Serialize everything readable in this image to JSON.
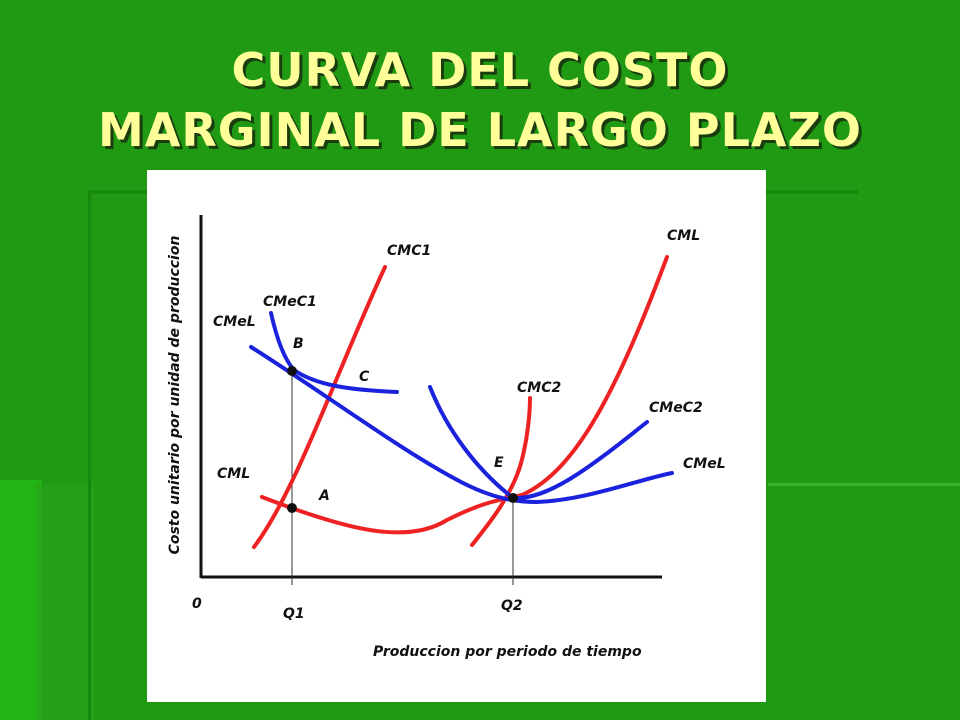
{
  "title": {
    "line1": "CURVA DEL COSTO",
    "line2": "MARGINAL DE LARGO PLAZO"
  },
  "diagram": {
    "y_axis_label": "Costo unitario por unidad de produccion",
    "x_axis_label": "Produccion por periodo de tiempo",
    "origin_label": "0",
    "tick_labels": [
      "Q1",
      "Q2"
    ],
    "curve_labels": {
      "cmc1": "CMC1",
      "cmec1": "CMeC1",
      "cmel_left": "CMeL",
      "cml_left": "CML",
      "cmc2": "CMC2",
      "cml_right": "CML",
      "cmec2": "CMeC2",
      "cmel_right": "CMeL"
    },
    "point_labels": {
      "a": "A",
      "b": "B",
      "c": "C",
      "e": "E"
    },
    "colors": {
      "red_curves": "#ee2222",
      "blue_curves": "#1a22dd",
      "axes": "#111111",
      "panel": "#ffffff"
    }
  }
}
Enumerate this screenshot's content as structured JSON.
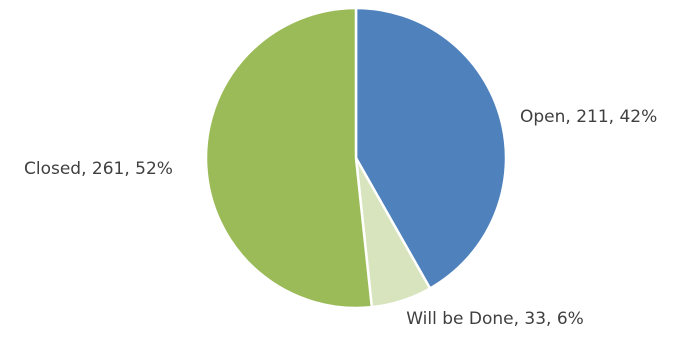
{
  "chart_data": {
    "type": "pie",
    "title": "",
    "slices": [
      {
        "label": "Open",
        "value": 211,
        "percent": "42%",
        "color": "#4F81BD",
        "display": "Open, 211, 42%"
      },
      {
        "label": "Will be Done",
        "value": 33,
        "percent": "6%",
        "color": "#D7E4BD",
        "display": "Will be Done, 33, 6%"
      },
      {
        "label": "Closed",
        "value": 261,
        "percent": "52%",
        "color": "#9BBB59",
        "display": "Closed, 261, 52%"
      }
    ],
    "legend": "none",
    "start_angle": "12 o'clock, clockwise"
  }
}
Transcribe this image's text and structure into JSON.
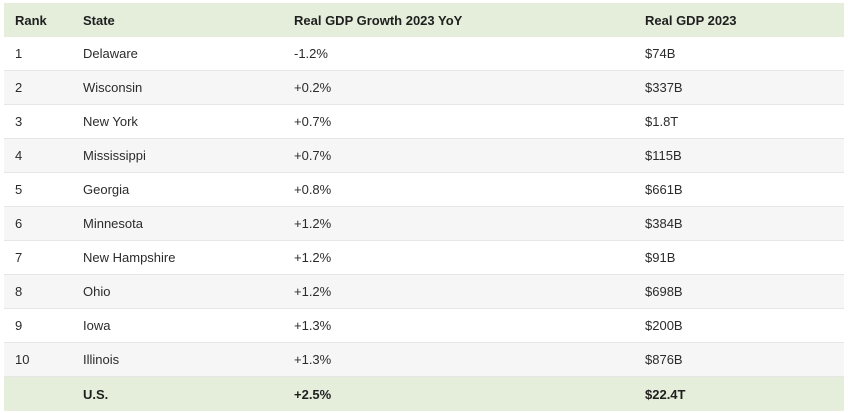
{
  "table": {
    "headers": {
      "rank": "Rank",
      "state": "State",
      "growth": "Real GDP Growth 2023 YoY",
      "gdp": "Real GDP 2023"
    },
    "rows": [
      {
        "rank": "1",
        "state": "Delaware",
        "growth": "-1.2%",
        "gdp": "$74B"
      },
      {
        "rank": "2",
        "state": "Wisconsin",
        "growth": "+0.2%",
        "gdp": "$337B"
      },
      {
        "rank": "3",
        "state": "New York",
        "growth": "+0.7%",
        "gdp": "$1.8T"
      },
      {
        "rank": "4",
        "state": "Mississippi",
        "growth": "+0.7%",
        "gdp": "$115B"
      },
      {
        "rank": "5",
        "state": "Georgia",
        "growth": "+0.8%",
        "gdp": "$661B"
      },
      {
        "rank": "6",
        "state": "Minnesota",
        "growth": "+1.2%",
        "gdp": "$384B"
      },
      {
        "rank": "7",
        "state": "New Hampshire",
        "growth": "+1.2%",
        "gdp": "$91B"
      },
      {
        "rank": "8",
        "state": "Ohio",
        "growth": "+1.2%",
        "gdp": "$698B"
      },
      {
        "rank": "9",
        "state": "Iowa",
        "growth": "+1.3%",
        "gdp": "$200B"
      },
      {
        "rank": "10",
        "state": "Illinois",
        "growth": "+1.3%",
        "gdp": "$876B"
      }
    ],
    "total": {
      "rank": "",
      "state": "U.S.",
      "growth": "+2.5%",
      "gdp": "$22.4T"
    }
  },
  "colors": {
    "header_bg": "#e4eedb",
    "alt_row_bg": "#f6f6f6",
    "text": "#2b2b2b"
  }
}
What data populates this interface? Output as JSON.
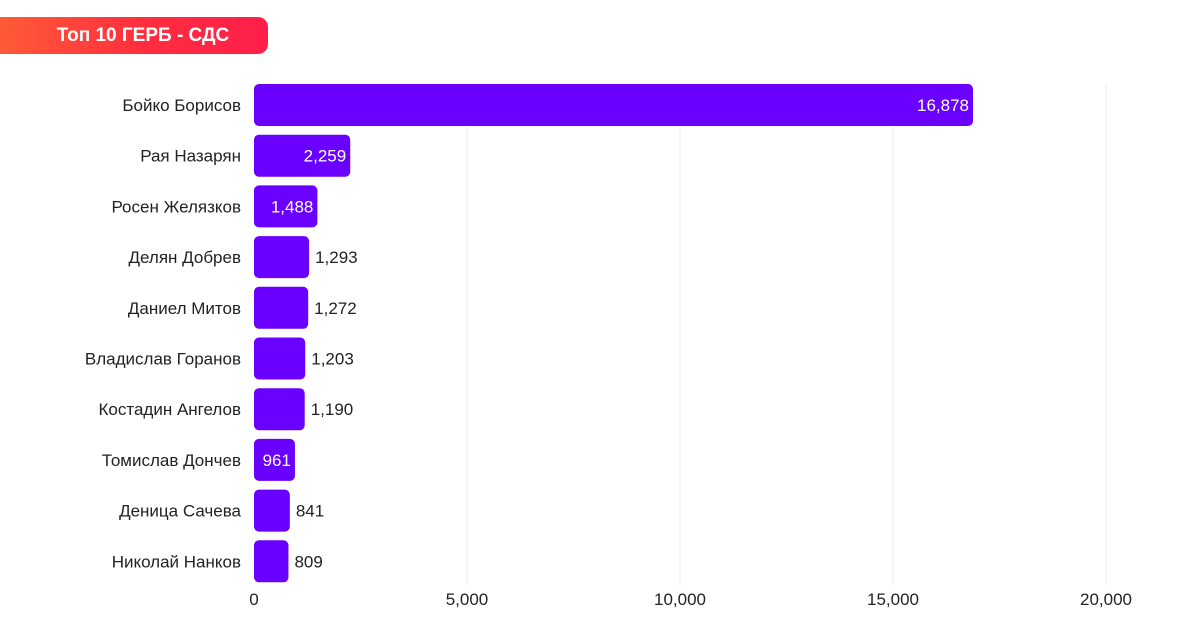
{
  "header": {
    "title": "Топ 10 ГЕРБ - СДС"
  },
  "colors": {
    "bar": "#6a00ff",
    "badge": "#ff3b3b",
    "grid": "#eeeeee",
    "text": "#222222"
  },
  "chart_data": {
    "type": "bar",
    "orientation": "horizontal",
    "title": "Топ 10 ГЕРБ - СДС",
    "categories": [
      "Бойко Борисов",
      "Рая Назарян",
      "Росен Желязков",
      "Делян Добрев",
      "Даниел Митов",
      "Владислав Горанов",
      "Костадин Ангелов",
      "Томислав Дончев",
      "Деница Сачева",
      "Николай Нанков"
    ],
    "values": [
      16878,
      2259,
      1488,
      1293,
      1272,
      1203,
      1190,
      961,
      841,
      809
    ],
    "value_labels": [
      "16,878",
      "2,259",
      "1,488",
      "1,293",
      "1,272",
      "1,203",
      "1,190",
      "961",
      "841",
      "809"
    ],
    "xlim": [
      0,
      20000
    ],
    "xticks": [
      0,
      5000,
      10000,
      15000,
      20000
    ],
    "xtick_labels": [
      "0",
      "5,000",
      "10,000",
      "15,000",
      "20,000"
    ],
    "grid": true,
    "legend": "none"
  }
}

· · · · ·

→ To be done: Leave out the pictures and copy everything else in the records word for word.

→ Output of the task:
Serialize everything readable in this image to JSON.
{
  "title": {
    "line1": "CURVA DEL COSTO",
    "line2": "MARGINAL DE LARGO PLAZO"
  },
  "diagram": {
    "y_axis_label": "Costo unitario por unidad de produccion",
    "x_axis_label": "Produccion por periodo de tiempo",
    "origin_label": "0",
    "tick_labels": [
      "Q1",
      "Q2"
    ],
    "curve_labels": {
      "cmc1": "CMC1",
      "cmec1": "CMeC1",
      "cmel_left": "CMeL",
      "cml_left": "CML",
      "cmc2": "CMC2",
      "cml_right": "CML",
      "cmec2": "CMeC2",
      "cmel_right": "CMeL"
    },
    "point_labels": {
      "a": "A",
      "b": "B",
      "c": "C",
      "e": "E"
    },
    "colors": {
      "red_curves": "#ee2222",
      "blue_curves": "#1a22dd",
      "axes": "#111111",
      "panel": "#ffffff"
    }
  }
}
Enumerate this screenshot's content as structured JSON.
{
  "chart_data": {
    "type": "pie",
    "title": "",
    "slices": [
      {
        "label": "Open",
        "value": 211,
        "percent": "42%",
        "color": "#4F81BD",
        "display": "Open, 211, 42%"
      },
      {
        "label": "Will be Done",
        "value": 33,
        "percent": "6%",
        "color": "#D7E4BD",
        "display": "Will be Done, 33, 6%"
      },
      {
        "label": "Closed",
        "value": 261,
        "percent": "52%",
        "color": "#9BBB59",
        "display": "Closed, 261, 52%"
      }
    ],
    "legend": "none",
    "start_angle": "12 o'clock, clockwise"
  }
}
Transcribe this image's text and structure into JSON.
{
  "table": {
    "headers": {
      "rank": "Rank",
      "state": "State",
      "growth": "Real GDP Growth 2023 YoY",
      "gdp": "Real GDP 2023"
    },
    "rows": [
      {
        "rank": "1",
        "state": "Delaware",
        "growth": "-1.2%",
        "gdp": "$74B"
      },
      {
        "rank": "2",
        "state": "Wisconsin",
        "growth": "+0.2%",
        "gdp": "$337B"
      },
      {
        "rank": "3",
        "state": "New York",
        "growth": "+0.7%",
        "gdp": "$1.8T"
      },
      {
        "rank": "4",
        "state": "Mississippi",
        "growth": "+0.7%",
        "gdp": "$115B"
      },
      {
        "rank": "5",
        "state": "Georgia",
        "growth": "+0.8%",
        "gdp": "$661B"
      },
      {
        "rank": "6",
        "state": "Minnesota",
        "growth": "+1.2%",
        "gdp": "$384B"
      },
      {
        "rank": "7",
        "state": "New Hampshire",
        "growth": "+1.2%",
        "gdp": "$91B"
      },
      {
        "rank": "8",
        "state": "Ohio",
        "growth": "+1.2%",
        "gdp": "$698B"
      },
      {
        "rank": "9",
        "state": "Iowa",
        "growth": "+1.3%",
        "gdp": "$200B"
      },
      {
        "rank": "10",
        "state": "Illinois",
        "growth": "+1.3%",
        "gdp": "$876B"
      }
    ],
    "total": {
      "rank": "",
      "state": "U.S.",
      "growth": "+2.5%",
      "gdp": "$22.4T"
    }
  },
  "colors": {
    "header_bg": "#e4eedb",
    "alt_row_bg": "#f6f6f6",
    "text": "#2b2b2b"
  }
}
What data populates this interface? Output as JSON.
{
  "header": {
    "title": "Топ 10 ГЕРБ - СДС"
  },
  "colors": {
    "bar": "#6a00ff",
    "badge": "#ff3b3b",
    "grid": "#eeeeee",
    "text": "#222222"
  },
  "chart_data": {
    "type": "bar",
    "orientation": "horizontal",
    "title": "Топ 10 ГЕРБ - СДС",
    "categories": [
      "Бойко Борисов",
      "Рая Назарян",
      "Росен Желязков",
      "Делян Добрев",
      "Даниел Митов",
      "Владислав Горанов",
      "Костадин Ангелов",
      "Томислав Дончев",
      "Деница Сачева",
      "Николай Нанков"
    ],
    "values": [
      16878,
      2259,
      1488,
      1293,
      1272,
      1203,
      1190,
      961,
      841,
      809
    ],
    "value_labels": [
      "16,878",
      "2,259",
      "1,488",
      "1,293",
      "1,272",
      "1,203",
      "1,190",
      "961",
      "841",
      "809"
    ],
    "xlim": [
      0,
      20000
    ],
    "xticks": [
      0,
      5000,
      10000,
      15000,
      20000
    ],
    "xtick_labels": [
      "0",
      "5,000",
      "10,000",
      "15,000",
      "20,000"
    ],
    "grid": true,
    "legend": "none"
  }
}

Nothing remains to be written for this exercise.